Repeat the listing exactly as given, omitting every image.
· · ·
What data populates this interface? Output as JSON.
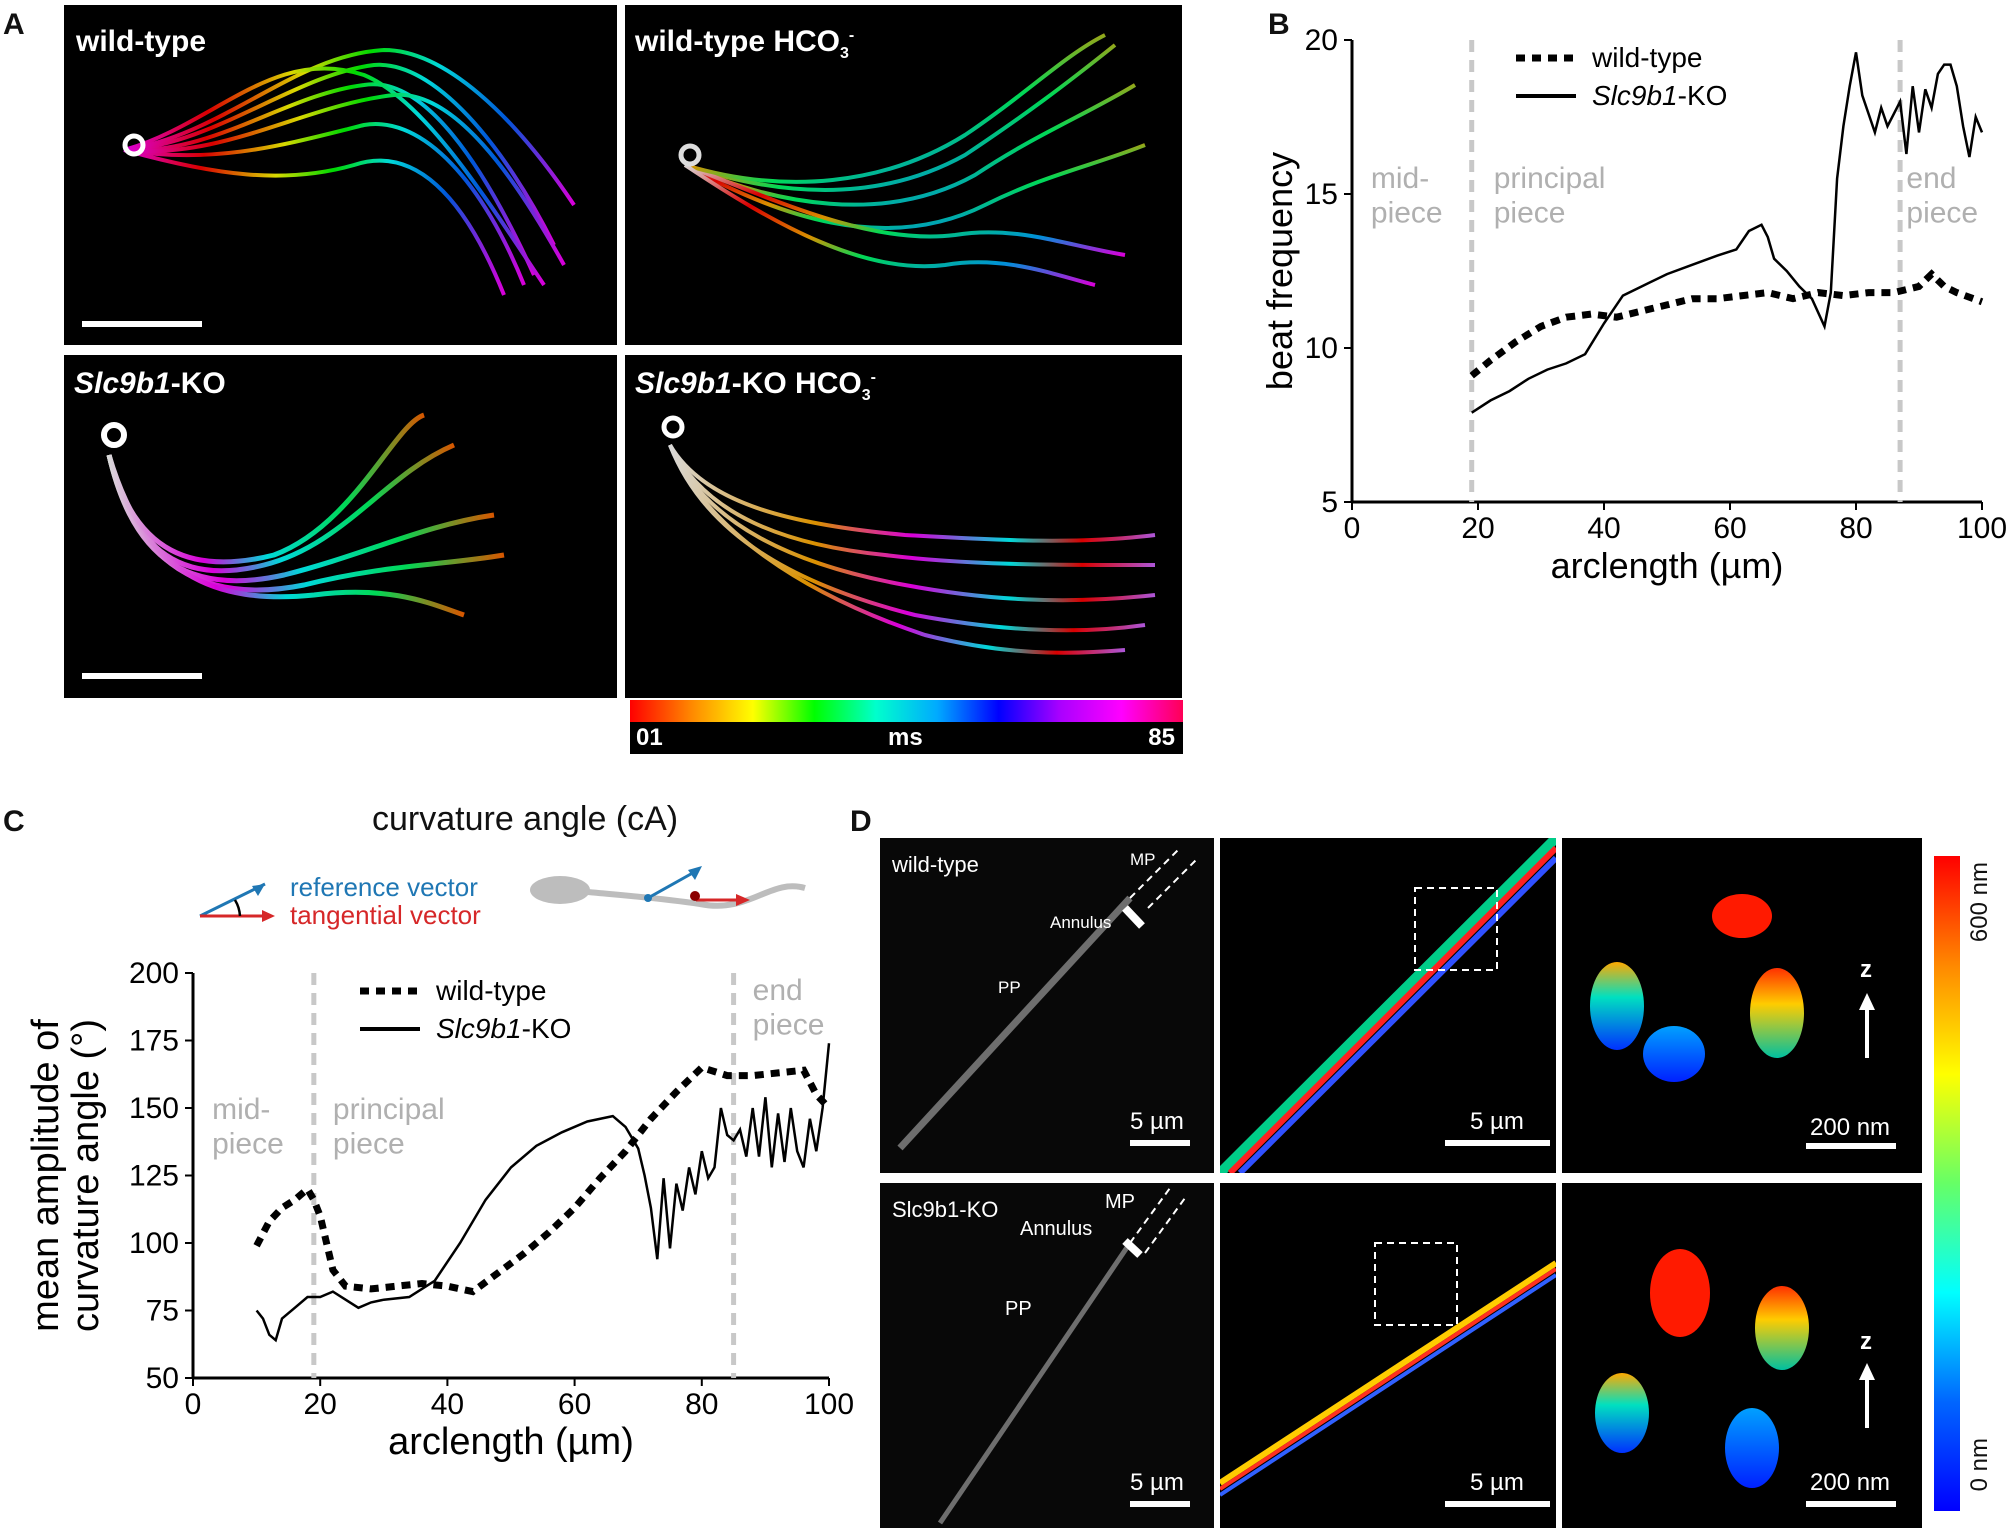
{
  "panel_A": {
    "letter": "A",
    "tiles": [
      {
        "label": "wild-type",
        "italic": "",
        "suffix": "",
        "hco3": false
      },
      {
        "label": "wild-type  HCO",
        "italic": "",
        "suffix": "",
        "hco3": true,
        "sub": "3",
        "sup": "-"
      },
      {
        "label": "",
        "italic": "Slc9b1",
        "suffix": "-KO",
        "hco3": false
      },
      {
        "label": "",
        "italic": "Slc9b1",
        "suffix": "-KO  HCO",
        "hco3": true,
        "sub": "3",
        "sup": "-"
      }
    ],
    "colorbar": {
      "min": "01",
      "unit": "ms",
      "max": "85"
    }
  },
  "panel_B": {
    "letter": "B"
  },
  "panel_C": {
    "letter": "C",
    "schematic": {
      "title": "curvature angle (cA)",
      "reference": "reference vector",
      "tangential": "tangential vector",
      "reference_color": "#1f77b4",
      "tangential_color": "#d62728"
    }
  },
  "panel_D": {
    "letter": "D",
    "rows": [
      {
        "name": "wild-type",
        "mp": "MP",
        "annulus": "Annulus",
        "pp": "PP",
        "scale1": "5 µm",
        "scale2": "5 µm",
        "scale3": "200 nm",
        "z": "z"
      },
      {
        "name": "Slc9b1-KO",
        "mp": "MP",
        "annulus": "Annulus",
        "pp": "PP",
        "scale1": "5 µm",
        "scale2": "5 µm",
        "scale3": "200 nm",
        "z": "z"
      }
    ],
    "colorbar": {
      "top": "600 nm",
      "bottom": "0 nm"
    }
  },
  "chart_data": [
    {
      "id": "B",
      "type": "line",
      "title": "",
      "xlabel": "arclength (µm)",
      "ylabel": "beat frequency",
      "xlim": [
        0,
        100
      ],
      "ylim": [
        5,
        20
      ],
      "xticks": [
        0,
        20,
        40,
        60,
        80,
        100
      ],
      "yticks": [
        5,
        10,
        15,
        20
      ],
      "region_lines": [
        19,
        87
      ],
      "region_labels": [
        {
          "lines": [
            "mid-",
            "piece"
          ],
          "x": 3,
          "y": 15.2
        },
        {
          "lines": [
            "principal",
            "piece"
          ],
          "x": 22.5,
          "y": 15.2
        },
        {
          "lines": [
            "end",
            "piece"
          ],
          "x": 88,
          "y": 15.2
        }
      ],
      "legend": [
        {
          "name": "wild-type",
          "style": "dotted"
        },
        {
          "name_italic": "Slc9b1",
          "name_rest": "-KO",
          "style": "solid"
        }
      ],
      "series": [
        {
          "name": "wild-type",
          "style": "dotted",
          "x": [
            19,
            22,
            26,
            30,
            34,
            38,
            42,
            46,
            50,
            54,
            58,
            62,
            66,
            70,
            74,
            78,
            82,
            86,
            90,
            92,
            94,
            96,
            100
          ],
          "y": [
            9.1,
            9.6,
            10.2,
            10.7,
            11.0,
            11.1,
            11.0,
            11.2,
            11.4,
            11.6,
            11.6,
            11.7,
            11.8,
            11.6,
            11.8,
            11.7,
            11.8,
            11.8,
            12.0,
            12.4,
            12.0,
            11.8,
            11.5
          ]
        },
        {
          "name": "Slc9b1-KO",
          "style": "solid",
          "x": [
            19,
            22,
            25,
            28,
            31,
            34,
            37,
            40,
            43,
            46,
            50,
            54,
            58,
            61,
            63,
            65,
            66,
            67,
            69,
            71,
            73,
            75,
            76,
            77,
            78,
            79,
            80,
            81,
            82,
            83,
            84,
            85,
            86,
            87,
            88,
            89,
            90,
            91,
            92,
            93,
            94,
            95,
            96,
            97,
            98,
            99,
            100
          ],
          "y": [
            7.9,
            8.3,
            8.6,
            9.0,
            9.3,
            9.5,
            9.8,
            10.8,
            11.7,
            12.0,
            12.4,
            12.7,
            13.0,
            13.2,
            13.8,
            14.0,
            13.6,
            12.9,
            12.5,
            12.0,
            11.6,
            10.7,
            11.8,
            15.5,
            17.2,
            18.5,
            19.6,
            18.2,
            17.6,
            17.0,
            17.8,
            17.2,
            17.6,
            18.0,
            16.3,
            18.5,
            17.0,
            18.4,
            17.8,
            18.9,
            19.2,
            19.2,
            18.5,
            17.2,
            16.2,
            17.5,
            17.0
          ]
        }
      ]
    },
    {
      "id": "C",
      "type": "line",
      "title": "",
      "xlabel": "arclength (µm)",
      "ylabel_lines": [
        "mean amplitude of",
        "curvature angle (°)"
      ],
      "xlim": [
        0,
        100
      ],
      "ylim": [
        50,
        200
      ],
      "xticks": [
        0,
        20,
        40,
        60,
        80,
        100
      ],
      "yticks": [
        50,
        75,
        100,
        125,
        150,
        175,
        200
      ],
      "region_lines": [
        19,
        85
      ],
      "region_labels": [
        {
          "lines": [
            "mid-",
            "piece"
          ],
          "x": 3,
          "y": 146
        },
        {
          "lines": [
            "principal",
            "piece"
          ],
          "x": 22,
          "y": 146
        },
        {
          "lines": [
            "end",
            "piece"
          ],
          "x": 88,
          "y": 190
        }
      ],
      "legend": [
        {
          "name": "wild-type",
          "style": "dotted"
        },
        {
          "name_italic": "Slc9b1",
          "name_rest": "-KO",
          "style": "solid"
        }
      ],
      "series": [
        {
          "name": "wild-type",
          "style": "dotted",
          "x": [
            10,
            12,
            14,
            16,
            18,
            19,
            20,
            22,
            24,
            28,
            32,
            36,
            40,
            44,
            48,
            52,
            56,
            60,
            64,
            68,
            72,
            76,
            80,
            84,
            88,
            92,
            96,
            98,
            100
          ],
          "y": [
            99,
            108,
            113,
            116,
            120,
            116,
            110,
            90,
            84,
            83,
            84,
            85,
            84,
            82,
            89,
            96,
            104,
            113,
            124,
            134,
            146,
            156,
            165,
            162,
            162,
            163,
            164,
            155,
            150
          ]
        },
        {
          "name": "Slc9b1-KO",
          "style": "solid",
          "x": [
            10,
            11,
            12,
            13,
            14,
            16,
            18,
            20,
            22,
            24,
            26,
            28,
            30,
            34,
            38,
            42,
            46,
            50,
            54,
            58,
            62,
            66,
            68,
            70,
            71,
            72,
            73,
            74,
            75,
            76,
            77,
            78,
            79,
            80,
            81,
            82,
            83,
            84,
            85,
            86,
            87,
            88,
            89,
            90,
            91,
            92,
            93,
            94,
            95,
            96,
            97,
            98,
            99,
            100
          ],
          "y": [
            75,
            72,
            66,
            64,
            72,
            76,
            80,
            80,
            82,
            79,
            76,
            78,
            79,
            80,
            86,
            100,
            116,
            128,
            136,
            141,
            145,
            147,
            143,
            135,
            125,
            113,
            94,
            124,
            98,
            122,
            112,
            128,
            118,
            134,
            124,
            128,
            150,
            140,
            138,
            142,
            132,
            150,
            132,
            154,
            128,
            148,
            130,
            150,
            134,
            128,
            146,
            134,
            150,
            174
          ]
        }
      ]
    }
  ]
}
· · ·
**OUTPUT FOR THIS EXERCISE:**
What data populates this interface? Output as JSON.
{
  "panel_A": {
    "letter": "A",
    "tiles": [
      {
        "label": "wild-type",
        "italic": "",
        "suffix": "",
        "hco3": false
      },
      {
        "label": "wild-type  HCO",
        "italic": "",
        "suffix": "",
        "hco3": true,
        "sub": "3",
        "sup": "-"
      },
      {
        "label": "",
        "italic": "Slc9b1",
        "suffix": "-KO",
        "hco3": false
      },
      {
        "label": "",
        "italic": "Slc9b1",
        "suffix": "-KO  HCO",
        "hco3": true,
        "sub": "3",
        "sup": "-"
      }
    ],
    "colorbar": {
      "min": "01",
      "unit": "ms",
      "max": "85"
    }
  },
  "panel_B": {
    "letter": "B"
  },
  "panel_C": {
    "letter": "C",
    "schematic": {
      "title": "curvature angle (cA)",
      "reference": "reference vector",
      "tangential": "tangential vector",
      "reference_color": "#1f77b4",
      "tangential_color": "#d62728"
    }
  },
  "panel_D": {
    "letter": "D",
    "rows": [
      {
        "name": "wild-type",
        "mp": "MP",
        "annulus": "Annulus",
        "pp": "PP",
        "scale1": "5 µm",
        "scale2": "5 µm",
        "scale3": "200 nm",
        "z": "z"
      },
      {
        "name": "Slc9b1-KO",
        "mp": "MP",
        "annulus": "Annulus",
        "pp": "PP",
        "scale1": "5 µm",
        "scale2": "5 µm",
        "scale3": "200 nm",
        "z": "z"
      }
    ],
    "colorbar": {
      "top": "600 nm",
      "bottom": "0 nm"
    }
  },
  "chart_data": [
    {
      "id": "B",
      "type": "line",
      "title": "",
      "xlabel": "arclength (µm)",
      "ylabel": "beat frequency",
      "xlim": [
        0,
        100
      ],
      "ylim": [
        5,
        20
      ],
      "xticks": [
        0,
        20,
        40,
        60,
        80,
        100
      ],
      "yticks": [
        5,
        10,
        15,
        20
      ],
      "region_lines": [
        19,
        87
      ],
      "region_labels": [
        {
          "lines": [
            "mid-",
            "piece"
          ],
          "x": 3,
          "y": 15.2
        },
        {
          "lines": [
            "principal",
            "piece"
          ],
          "x": 22.5,
          "y": 15.2
        },
        {
          "lines": [
            "end",
            "piece"
          ],
          "x": 88,
          "y": 15.2
        }
      ],
      "legend": [
        {
          "name": "wild-type",
          "style": "dotted"
        },
        {
          "name_italic": "Slc9b1",
          "name_rest": "-KO",
          "style": "solid"
        }
      ],
      "series": [
        {
          "name": "wild-type",
          "style": "dotted",
          "x": [
            19,
            22,
            26,
            30,
            34,
            38,
            42,
            46,
            50,
            54,
            58,
            62,
            66,
            70,
            74,
            78,
            82,
            86,
            90,
            92,
            94,
            96,
            100
          ],
          "y": [
            9.1,
            9.6,
            10.2,
            10.7,
            11.0,
            11.1,
            11.0,
            11.2,
            11.4,
            11.6,
            11.6,
            11.7,
            11.8,
            11.6,
            11.8,
            11.7,
            11.8,
            11.8,
            12.0,
            12.4,
            12.0,
            11.8,
            11.5
          ]
        },
        {
          "name": "Slc9b1-KO",
          "style": "solid",
          "x": [
            19,
            22,
            25,
            28,
            31,
            34,
            37,
            40,
            43,
            46,
            50,
            54,
            58,
            61,
            63,
            65,
            66,
            67,
            69,
            71,
            73,
            75,
            76,
            77,
            78,
            79,
            80,
            81,
            82,
            83,
            84,
            85,
            86,
            87,
            88,
            89,
            90,
            91,
            92,
            93,
            94,
            95,
            96,
            97,
            98,
            99,
            100
          ],
          "y": [
            7.9,
            8.3,
            8.6,
            9.0,
            9.3,
            9.5,
            9.8,
            10.8,
            11.7,
            12.0,
            12.4,
            12.7,
            13.0,
            13.2,
            13.8,
            14.0,
            13.6,
            12.9,
            12.5,
            12.0,
            11.6,
            10.7,
            11.8,
            15.5,
            17.2,
            18.5,
            19.6,
            18.2,
            17.6,
            17.0,
            17.8,
            17.2,
            17.6,
            18.0,
            16.3,
            18.5,
            17.0,
            18.4,
            17.8,
            18.9,
            19.2,
            19.2,
            18.5,
            17.2,
            16.2,
            17.5,
            17.0
          ]
        }
      ]
    },
    {
      "id": "C",
      "type": "line",
      "title": "",
      "xlabel": "arclength (µm)",
      "ylabel_lines": [
        "mean amplitude of",
        "curvature angle (°)"
      ],
      "xlim": [
        0,
        100
      ],
      "ylim": [
        50,
        200
      ],
      "xticks": [
        0,
        20,
        40,
        60,
        80,
        100
      ],
      "yticks": [
        50,
        75,
        100,
        125,
        150,
        175,
        200
      ],
      "region_lines": [
        19,
        85
      ],
      "region_labels": [
        {
          "lines": [
            "mid-",
            "piece"
          ],
          "x": 3,
          "y": 146
        },
        {
          "lines": [
            "principal",
            "piece"
          ],
          "x": 22,
          "y": 146
        },
        {
          "lines": [
            "end",
            "piece"
          ],
          "x": 88,
          "y": 190
        }
      ],
      "legend": [
        {
          "name": "wild-type",
          "style": "dotted"
        },
        {
          "name_italic": "Slc9b1",
          "name_rest": "-KO",
          "style": "solid"
        }
      ],
      "series": [
        {
          "name": "wild-type",
          "style": "dotted",
          "x": [
            10,
            12,
            14,
            16,
            18,
            19,
            20,
            22,
            24,
            28,
            32,
            36,
            40,
            44,
            48,
            52,
            56,
            60,
            64,
            68,
            72,
            76,
            80,
            84,
            88,
            92,
            96,
            98,
            100
          ],
          "y": [
            99,
            108,
            113,
            116,
            120,
            116,
            110,
            90,
            84,
            83,
            84,
            85,
            84,
            82,
            89,
            96,
            104,
            113,
            124,
            134,
            146,
            156,
            165,
            162,
            162,
            163,
            164,
            155,
            150
          ]
        },
        {
          "name": "Slc9b1-KO",
          "style": "solid",
          "x": [
            10,
            11,
            12,
            13,
            14,
            16,
            18,
            20,
            22,
            24,
            26,
            28,
            30,
            34,
            38,
            42,
            46,
            50,
            54,
            58,
            62,
            66,
            68,
            70,
            71,
            72,
            73,
            74,
            75,
            76,
            77,
            78,
            79,
            80,
            81,
            82,
            83,
            84,
            85,
            86,
            87,
            88,
            89,
            90,
            91,
            92,
            93,
            94,
            95,
            96,
            97,
            98,
            99,
            100
          ],
          "y": [
            75,
            72,
            66,
            64,
            72,
            76,
            80,
            80,
            82,
            79,
            76,
            78,
            79,
            80,
            86,
            100,
            116,
            128,
            136,
            141,
            145,
            147,
            143,
            135,
            125,
            113,
            94,
            124,
            98,
            122,
            112,
            128,
            118,
            134,
            124,
            128,
            150,
            140,
            138,
            142,
            132,
            150,
            132,
            154,
            128,
            148,
            130,
            150,
            134,
            128,
            146,
            134,
            150,
            174
          ]
        }
      ]
    }
  ]
}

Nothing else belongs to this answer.